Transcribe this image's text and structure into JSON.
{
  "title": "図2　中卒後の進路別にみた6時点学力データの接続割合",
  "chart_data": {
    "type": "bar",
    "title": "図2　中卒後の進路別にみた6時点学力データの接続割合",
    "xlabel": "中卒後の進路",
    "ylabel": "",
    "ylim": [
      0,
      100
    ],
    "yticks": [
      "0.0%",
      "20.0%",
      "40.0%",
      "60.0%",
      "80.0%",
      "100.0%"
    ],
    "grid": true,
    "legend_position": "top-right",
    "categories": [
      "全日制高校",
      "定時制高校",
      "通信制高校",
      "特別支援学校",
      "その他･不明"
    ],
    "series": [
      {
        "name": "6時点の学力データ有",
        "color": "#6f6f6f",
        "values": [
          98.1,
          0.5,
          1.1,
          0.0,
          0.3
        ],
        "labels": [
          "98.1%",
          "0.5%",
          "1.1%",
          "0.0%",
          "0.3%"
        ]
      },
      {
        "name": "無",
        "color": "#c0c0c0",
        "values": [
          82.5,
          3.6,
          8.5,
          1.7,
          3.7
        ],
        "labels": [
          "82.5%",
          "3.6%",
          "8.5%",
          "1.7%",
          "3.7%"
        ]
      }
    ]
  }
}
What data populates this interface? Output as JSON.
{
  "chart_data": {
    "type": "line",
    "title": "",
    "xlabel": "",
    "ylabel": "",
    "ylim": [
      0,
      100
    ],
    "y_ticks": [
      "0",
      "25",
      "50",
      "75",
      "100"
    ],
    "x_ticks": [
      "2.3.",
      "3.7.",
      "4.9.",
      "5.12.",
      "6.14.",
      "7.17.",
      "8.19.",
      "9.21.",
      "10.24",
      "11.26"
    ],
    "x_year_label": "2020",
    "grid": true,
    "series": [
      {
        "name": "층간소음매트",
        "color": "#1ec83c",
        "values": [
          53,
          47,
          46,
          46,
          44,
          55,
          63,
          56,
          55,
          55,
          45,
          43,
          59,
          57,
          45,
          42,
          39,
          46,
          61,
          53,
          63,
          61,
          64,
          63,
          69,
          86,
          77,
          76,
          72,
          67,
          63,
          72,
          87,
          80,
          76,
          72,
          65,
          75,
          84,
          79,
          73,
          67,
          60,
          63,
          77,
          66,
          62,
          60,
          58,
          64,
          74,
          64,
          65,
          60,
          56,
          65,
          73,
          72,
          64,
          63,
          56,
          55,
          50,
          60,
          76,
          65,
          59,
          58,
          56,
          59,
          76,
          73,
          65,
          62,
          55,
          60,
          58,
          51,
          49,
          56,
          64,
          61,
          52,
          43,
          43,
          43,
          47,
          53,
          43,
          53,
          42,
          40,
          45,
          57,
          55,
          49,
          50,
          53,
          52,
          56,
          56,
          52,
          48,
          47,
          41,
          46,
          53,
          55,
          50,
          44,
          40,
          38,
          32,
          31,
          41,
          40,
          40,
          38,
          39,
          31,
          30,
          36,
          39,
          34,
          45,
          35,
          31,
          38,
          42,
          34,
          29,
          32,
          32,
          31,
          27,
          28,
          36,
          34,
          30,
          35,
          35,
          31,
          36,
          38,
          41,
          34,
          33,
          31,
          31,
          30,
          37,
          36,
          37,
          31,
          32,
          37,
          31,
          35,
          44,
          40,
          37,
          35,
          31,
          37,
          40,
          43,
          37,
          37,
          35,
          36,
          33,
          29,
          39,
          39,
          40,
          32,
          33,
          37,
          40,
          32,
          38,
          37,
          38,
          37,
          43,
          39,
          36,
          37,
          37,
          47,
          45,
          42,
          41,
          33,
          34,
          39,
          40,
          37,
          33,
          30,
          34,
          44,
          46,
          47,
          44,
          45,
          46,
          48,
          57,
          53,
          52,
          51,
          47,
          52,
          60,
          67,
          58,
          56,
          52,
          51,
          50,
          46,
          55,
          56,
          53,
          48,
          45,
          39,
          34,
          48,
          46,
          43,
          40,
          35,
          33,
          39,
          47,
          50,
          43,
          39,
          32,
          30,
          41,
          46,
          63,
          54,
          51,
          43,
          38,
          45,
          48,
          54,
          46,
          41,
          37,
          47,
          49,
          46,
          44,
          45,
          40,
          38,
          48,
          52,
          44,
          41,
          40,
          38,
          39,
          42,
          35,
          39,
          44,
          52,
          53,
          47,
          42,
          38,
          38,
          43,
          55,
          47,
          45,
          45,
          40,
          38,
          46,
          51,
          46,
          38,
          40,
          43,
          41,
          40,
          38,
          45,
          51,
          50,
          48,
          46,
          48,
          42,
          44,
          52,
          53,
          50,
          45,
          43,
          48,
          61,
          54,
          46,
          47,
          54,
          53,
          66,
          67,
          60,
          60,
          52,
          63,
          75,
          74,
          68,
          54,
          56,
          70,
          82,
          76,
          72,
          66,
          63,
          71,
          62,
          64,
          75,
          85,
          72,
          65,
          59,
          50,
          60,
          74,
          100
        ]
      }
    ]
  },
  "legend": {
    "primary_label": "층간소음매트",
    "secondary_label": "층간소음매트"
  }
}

※ ※ ※

* **DIRECTIONS FOR THIS TASK**: All of the entries above need to be reproduced exactly.

* **TASK RESPONSE**:
Transcribe this image's text and structure into JSON.
{
  "title": "図2　中卒後の進路別にみた6時点学力データの接続割合",
  "chart_data": {
    "type": "bar",
    "title": "図2　中卒後の進路別にみた6時点学力データの接続割合",
    "xlabel": "中卒後の進路",
    "ylabel": "",
    "ylim": [
      0,
      100
    ],
    "yticks": [
      "0.0%",
      "20.0%",
      "40.0%",
      "60.0%",
      "80.0%",
      "100.0%"
    ],
    "grid": true,
    "legend_position": "top-right",
    "categories": [
      "全日制高校",
      "定時制高校",
      "通信制高校",
      "特別支援学校",
      "その他･不明"
    ],
    "series": [
      {
        "name": "6時点の学力データ有",
        "color": "#6f6f6f",
        "values": [
          98.1,
          0.5,
          1.1,
          0.0,
          0.3
        ],
        "labels": [
          "98.1%",
          "0.5%",
          "1.1%",
          "0.0%",
          "0.3%"
        ]
      },
      {
        "name": "無",
        "color": "#c0c0c0",
        "values": [
          82.5,
          3.6,
          8.5,
          1.7,
          3.7
        ],
        "labels": [
          "82.5%",
          "3.6%",
          "8.5%",
          "1.7%",
          "3.7%"
        ]
      }
    ]
  }
}
What data populates this interface? Output as JSON.
{
  "chart_data": {
    "type": "line",
    "title": "",
    "xlabel": "",
    "ylabel": "",
    "ylim": [
      0,
      100
    ],
    "y_ticks": [
      "0",
      "25",
      "50",
      "75",
      "100"
    ],
    "x_ticks": [
      "2.3.",
      "3.7.",
      "4.9.",
      "5.12.",
      "6.14.",
      "7.17.",
      "8.19.",
      "9.21.",
      "10.24",
      "11.26"
    ],
    "x_year_label": "2020",
    "grid": true,
    "series": [
      {
        "name": "층간소음매트",
        "color": "#1ec83c",
        "values": [
          53,
          47,
          46,
          46,
          44,
          55,
          63,
          56,
          55,
          55,
          45,
          43,
          59,
          57,
          45,
          42,
          39,
          46,
          61,
          53,
          63,
          61,
          64,
          63,
          69,
          86,
          77,
          76,
          72,
          67,
          63,
          72,
          87,
          80,
          76,
          72,
          65,
          75,
          84,
          79,
          73,
          67,
          60,
          63,
          77,
          66,
          62,
          60,
          58,
          64,
          74,
          64,
          65,
          60,
          56,
          65,
          73,
          72,
          64,
          63,
          56,
          55,
          50,
          60,
          76,
          65,
          59,
          58,
          56,
          59,
          76,
          73,
          65,
          62,
          55,
          60,
          58,
          51,
          49,
          56,
          64,
          61,
          52,
          43,
          43,
          43,
          47,
          53,
          43,
          53,
          42,
          40,
          45,
          57,
          55,
          49,
          50,
          53,
          52,
          56,
          56,
          52,
          48,
          47,
          41,
          46,
          53,
          55,
          50,
          44,
          40,
          38,
          32,
          31,
          41,
          40,
          40,
          38,
          39,
          31,
          30,
          36,
          39,
          34,
          45,
          35,
          31,
          38,
          42,
          34,
          29,
          32,
          32,
          31,
          27,
          28,
          36,
          34,
          30,
          35,
          35,
          31,
          36,
          38,
          41,
          34,
          33,
          31,
          31,
          30,
          37,
          36,
          37,
          31,
          32,
          37,
          31,
          35,
          44,
          40,
          37,
          35,
          31,
          37,
          40,
          43,
          37,
          37,
          35,
          36,
          33,
          29,
          39,
          39,
          40,
          32,
          33,
          37,
          40,
          32,
          38,
          37,
          38,
          37,
          43,
          39,
          36,
          37,
          37,
          47,
          45,
          42,
          41,
          33,
          34,
          39,
          40,
          37,
          33,
          30,
          34,
          44,
          46,
          47,
          44,
          45,
          46,
          48,
          57,
          53,
          52,
          51,
          47,
          52,
          60,
          67,
          58,
          56,
          52,
          51,
          50,
          46,
          55,
          56,
          53,
          48,
          45,
          39,
          34,
          48,
          46,
          43,
          40,
          35,
          33,
          39,
          47,
          50,
          43,
          39,
          32,
          30,
          41,
          46,
          63,
          54,
          51,
          43,
          38,
          45,
          48,
          54,
          46,
          41,
          37,
          47,
          49,
          46,
          44,
          45,
          40,
          38,
          48,
          52,
          44,
          41,
          40,
          38,
          39,
          42,
          35,
          39,
          44,
          52,
          53,
          47,
          42,
          38,
          38,
          43,
          55,
          47,
          45,
          45,
          40,
          38,
          46,
          51,
          46,
          38,
          40,
          43,
          41,
          40,
          38,
          45,
          51,
          50,
          48,
          46,
          48,
          42,
          44,
          52,
          53,
          50,
          45,
          43,
          48,
          61,
          54,
          46,
          47,
          54,
          53,
          66,
          67,
          60,
          60,
          52,
          63,
          75,
          74,
          68,
          54,
          56,
          70,
          82,
          76,
          72,
          66,
          63,
          71,
          62,
          64,
          75,
          85,
          72,
          65,
          59,
          50,
          60,
          74,
          100
        ]
      }
    ]
  },
  "legend": {
    "primary_label": "층간소음매트",
    "secondary_label": "층간소음매트"
  }
}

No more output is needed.